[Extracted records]
□ □ □ □

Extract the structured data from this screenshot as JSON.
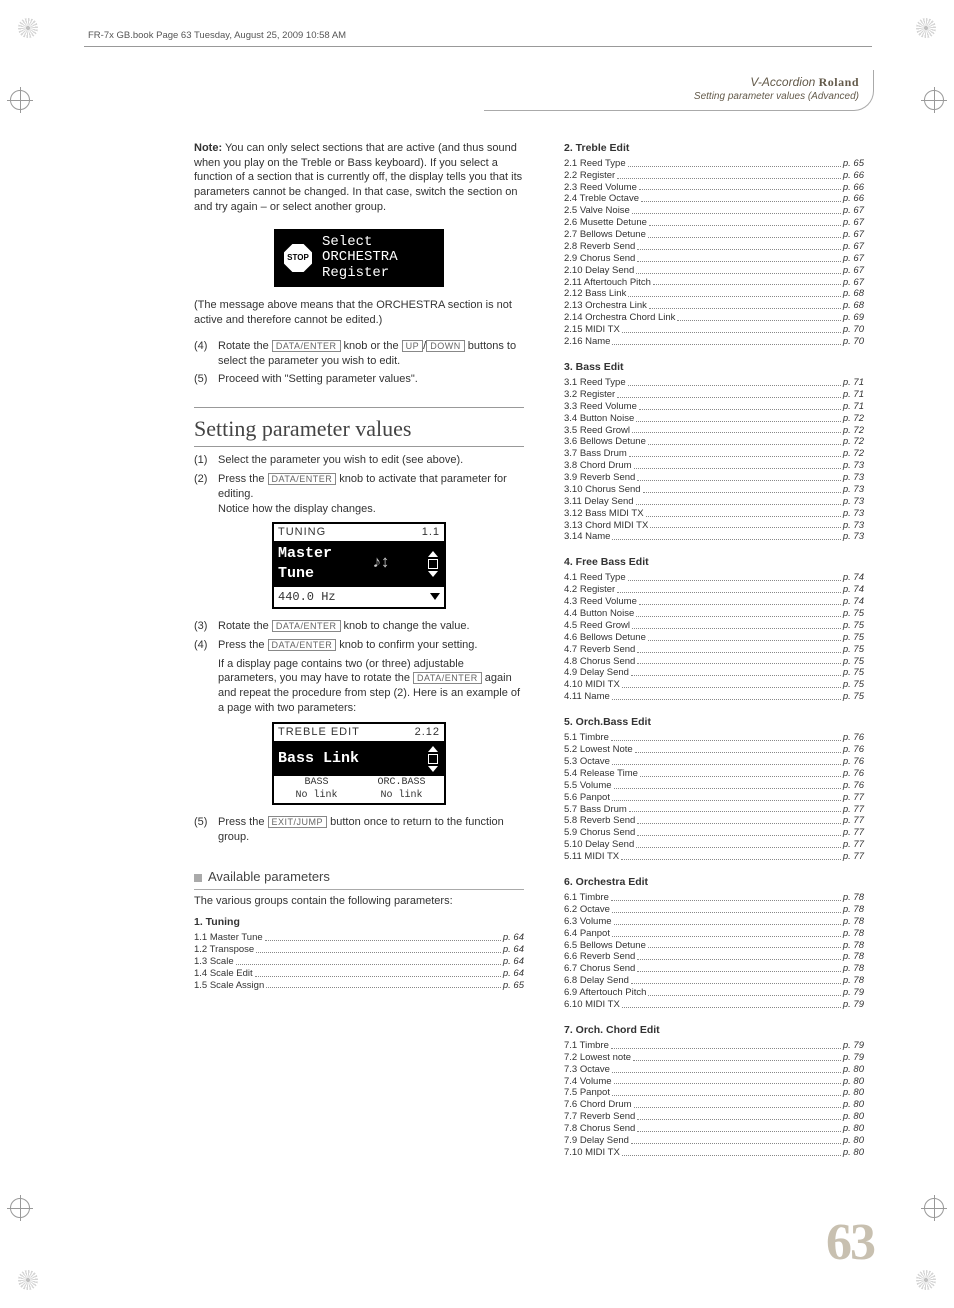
{
  "meta": {
    "bookHeader": "FR-7x GB.book  Page 63  Tuesday, August 25, 2009  10:58 AM",
    "brandLine": "V-Accordion",
    "brandName": "Roland",
    "chapterSubtitle": "Setting parameter values (Advanced)",
    "pageNumber": "63"
  },
  "left": {
    "noteLabel": "Note:",
    "noteText": " You can only select sections that are active (and thus sound when you play on the Treble or Bass keyboard). If you select a function of a section that is currently off, the display tells you that its parameters cannot be changed. In that case, switch the section on and try again – or select another group.",
    "stopIconText": "STOP",
    "stopLine1": "Select",
    "stopLine2": "ORCHESTRA",
    "stopLine3": "Register",
    "postStop": "(The message above means that the ORCHESTRA section is not active and therefore cannot be edited.)",
    "step4a_num": "(4)",
    "step4a_a": "Rotate the ",
    "step4a_key1": "DATA/ENTER",
    "step4a_b": " knob or the ",
    "step4a_key2": "UP",
    "step4a_c": "/",
    "step4a_key3": "DOWN",
    "step4a_d": " buttons to select the parameter you wish to edit.",
    "step5a_num": "(5)",
    "step5a": "Proceed with \"Setting parameter values\".",
    "sectionTitle": "Setting parameter values",
    "s1_num": "(1)",
    "s1": "Select the parameter you wish to edit (see above).",
    "s2_num": "(2)",
    "s2_a": "Press the ",
    "s2_key": "DATA/ENTER",
    "s2_b": " knob to activate that parameter for editing.",
    "s2_sub": "Notice how the display changes.",
    "lcd1_top_l": "TUNING",
    "lcd1_top_r": "1.1",
    "lcd1_mid_l1": "Master",
    "lcd1_mid_l2": "Tune",
    "lcd1_bottom": "440.0 Hz",
    "s3_num": "(3)",
    "s3_a": "Rotate the ",
    "s3_key": "DATA/ENTER",
    "s3_b": " knob to change the value.",
    "s4_num": "(4)",
    "s4_a": "Press the ",
    "s4_key": "DATA/ENTER",
    "s4_b": " knob to confirm your setting.",
    "s4_sub_a": "If a display page contains two (or three) adjustable parameters, you may have to rotate the ",
    "s4_sub_key": "DATA/ENTER",
    "s4_sub_b": " again and repeat the procedure from step (2). Here is an example of a page with two parameters:",
    "lcd2_top_l": "TREBLE EDIT",
    "lcd2_top_r": "2.12",
    "lcd2_mid": "Bass Link",
    "lcd2_c1h": "BASS",
    "lcd2_c1v": "No link",
    "lcd2_c2h": "ORC.BASS",
    "lcd2_c2v": "No link",
    "s5_num": "(5)",
    "s5_a": "Press the ",
    "s5_key": "EXIT/JUMP",
    "s5_b": " button once to return to the function group.",
    "availTitle": "Available parameters",
    "availIntro": "The various groups contain the following parameters:"
  },
  "tocGroups": [
    {
      "title": "1. Tuning",
      "col": "left",
      "items": [
        {
          "l": "1.1 Master Tune",
          "p": "p. 64"
        },
        {
          "l": "1.2 Transpose",
          "p": "p. 64"
        },
        {
          "l": "1.3 Scale",
          "p": "p. 64"
        },
        {
          "l": "1.4 Scale Edit",
          "p": "p. 64"
        },
        {
          "l": "1.5 Scale Assign",
          "p": "p. 65"
        }
      ]
    },
    {
      "title": "2. Treble Edit",
      "col": "right",
      "items": [
        {
          "l": "2.1 Reed Type",
          "p": "p. 65"
        },
        {
          "l": "2.2 Register",
          "p": "p. 66"
        },
        {
          "l": "2.3 Reed Volume",
          "p": "p. 66"
        },
        {
          "l": "2.4 Treble Octave",
          "p": "p. 66"
        },
        {
          "l": "2.5 Valve Noise",
          "p": "p. 67"
        },
        {
          "l": "2.6 Musette Detune",
          "p": "p. 67"
        },
        {
          "l": "2.7 Bellows Detune",
          "p": "p. 67"
        },
        {
          "l": "2.8 Reverb Send",
          "p": "p. 67"
        },
        {
          "l": "2.9 Chorus Send",
          "p": "p. 67"
        },
        {
          "l": "2.10 Delay Send",
          "p": "p. 67"
        },
        {
          "l": "2.11 Aftertouch Pitch",
          "p": "p. 67"
        },
        {
          "l": "2.12 Bass Link",
          "p": "p. 68"
        },
        {
          "l": "2.13 Orchestra Link",
          "p": "p. 68"
        },
        {
          "l": "2.14 Orchestra Chord Link",
          "p": "p. 69"
        },
        {
          "l": "2.15 MIDI TX",
          "p": "p. 70"
        },
        {
          "l": "2.16 Name",
          "p": "p. 70"
        }
      ]
    },
    {
      "title": "3. Bass Edit",
      "col": "right",
      "items": [
        {
          "l": "3.1 Reed Type",
          "p": "p. 71"
        },
        {
          "l": "3.2 Register",
          "p": "p. 71"
        },
        {
          "l": "3.3 Reed Volume",
          "p": "p. 71"
        },
        {
          "l": "3.4 Button Noise",
          "p": "p. 72"
        },
        {
          "l": "3.5 Reed Growl",
          "p": "p. 72"
        },
        {
          "l": "3.6 Bellows Detune",
          "p": "p. 72"
        },
        {
          "l": "3.7 Bass Drum",
          "p": "p. 72"
        },
        {
          "l": "3.8 Chord Drum",
          "p": "p. 73"
        },
        {
          "l": "3.9 Reverb Send",
          "p": "p. 73"
        },
        {
          "l": "3.10 Chorus Send",
          "p": "p. 73"
        },
        {
          "l": "3.11 Delay Send",
          "p": "p. 73"
        },
        {
          "l": "3.12 Bass MIDI TX",
          "p": "p. 73"
        },
        {
          "l": "3.13 Chord MIDI TX",
          "p": "p. 73"
        },
        {
          "l": "3.14 Name",
          "p": "p. 73"
        }
      ]
    },
    {
      "title": "4. Free Bass Edit",
      "col": "right",
      "items": [
        {
          "l": "4.1 Reed Type",
          "p": "p. 74"
        },
        {
          "l": "4.2 Register",
          "p": "p. 74"
        },
        {
          "l": "4.3 Reed Volume",
          "p": "p. 74"
        },
        {
          "l": "4.4 Button Noise",
          "p": "p. 75"
        },
        {
          "l": "4.5 Reed Growl",
          "p": "p. 75"
        },
        {
          "l": "4.6 Bellows Detune",
          "p": "p. 75"
        },
        {
          "l": "4.7 Reverb Send",
          "p": "p. 75"
        },
        {
          "l": "4.8 Chorus Send",
          "p": "p. 75"
        },
        {
          "l": "4.9 Delay Send",
          "p": "p. 75"
        },
        {
          "l": "4.10 MIDI TX",
          "p": "p. 75"
        },
        {
          "l": "4.11 Name",
          "p": "p. 75"
        }
      ]
    },
    {
      "title": "5. Orch.Bass Edit",
      "col": "right",
      "items": [
        {
          "l": "5.1 Timbre",
          "p": "p. 76"
        },
        {
          "l": "5.2 Lowest Note",
          "p": "p. 76"
        },
        {
          "l": "5.3 Octave",
          "p": "p. 76"
        },
        {
          "l": "5.4 Release Time",
          "p": "p. 76"
        },
        {
          "l": "5.5 Volume",
          "p": "p. 76"
        },
        {
          "l": "5.6 Panpot",
          "p": "p. 77"
        },
        {
          "l": "5.7 Bass Drum",
          "p": "p. 77"
        },
        {
          "l": "5.8 Reverb Send",
          "p": "p. 77"
        },
        {
          "l": "5.9 Chorus Send",
          "p": "p. 77"
        },
        {
          "l": "5.10 Delay Send",
          "p": "p. 77"
        },
        {
          "l": "5.11 MIDI TX",
          "p": "p. 77"
        }
      ]
    },
    {
      "title": "6. Orchestra Edit",
      "col": "right",
      "items": [
        {
          "l": "6.1 Timbre",
          "p": "p. 78"
        },
        {
          "l": "6.2 Octave",
          "p": "p. 78"
        },
        {
          "l": "6.3 Volume",
          "p": "p. 78"
        },
        {
          "l": "6.4 Panpot",
          "p": "p. 78"
        },
        {
          "l": "6.5 Bellows Detune",
          "p": "p. 78"
        },
        {
          "l": "6.6 Reverb Send",
          "p": "p. 78"
        },
        {
          "l": "6.7 Chorus Send",
          "p": "p. 78"
        },
        {
          "l": "6.8 Delay Send",
          "p": "p. 78"
        },
        {
          "l": "6.9 Aftertouch Pitch",
          "p": "p. 79"
        },
        {
          "l": "6.10 MIDI TX",
          "p": "p. 79"
        }
      ]
    },
    {
      "title": "7. Orch. Chord Edit",
      "col": "right",
      "items": [
        {
          "l": "7.1 Timbre",
          "p": "p. 79"
        },
        {
          "l": "7.2 Lowest note",
          "p": "p. 79"
        },
        {
          "l": "7.3 Octave",
          "p": "p. 80"
        },
        {
          "l": "7.4 Volume",
          "p": "p. 80"
        },
        {
          "l": "7.5 Panpot",
          "p": "p. 80"
        },
        {
          "l": "7.6 Chord Drum",
          "p": "p. 80"
        },
        {
          "l": "7.7 Reverb Send",
          "p": "p. 80"
        },
        {
          "l": "7.8 Chorus Send",
          "p": "p. 80"
        },
        {
          "l": "7.9 Delay Send",
          "p": "p. 80"
        },
        {
          "l": "7.10 MIDI TX",
          "p": "p. 80"
        }
      ]
    }
  ]
}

□ □ □ □

▶ [SET EXERCISE] Return every line above that contains the word "Detune".

▶ [EXERCISE OUTPUT]
          "l": "2.6 Musette Detune",
          "l": "2.7 Bellows Detune",
          "l": "3.6 Bellows Detune",
          "l": "4.6 Bellows Detune",
          "l": "6.5 Bellows Detune",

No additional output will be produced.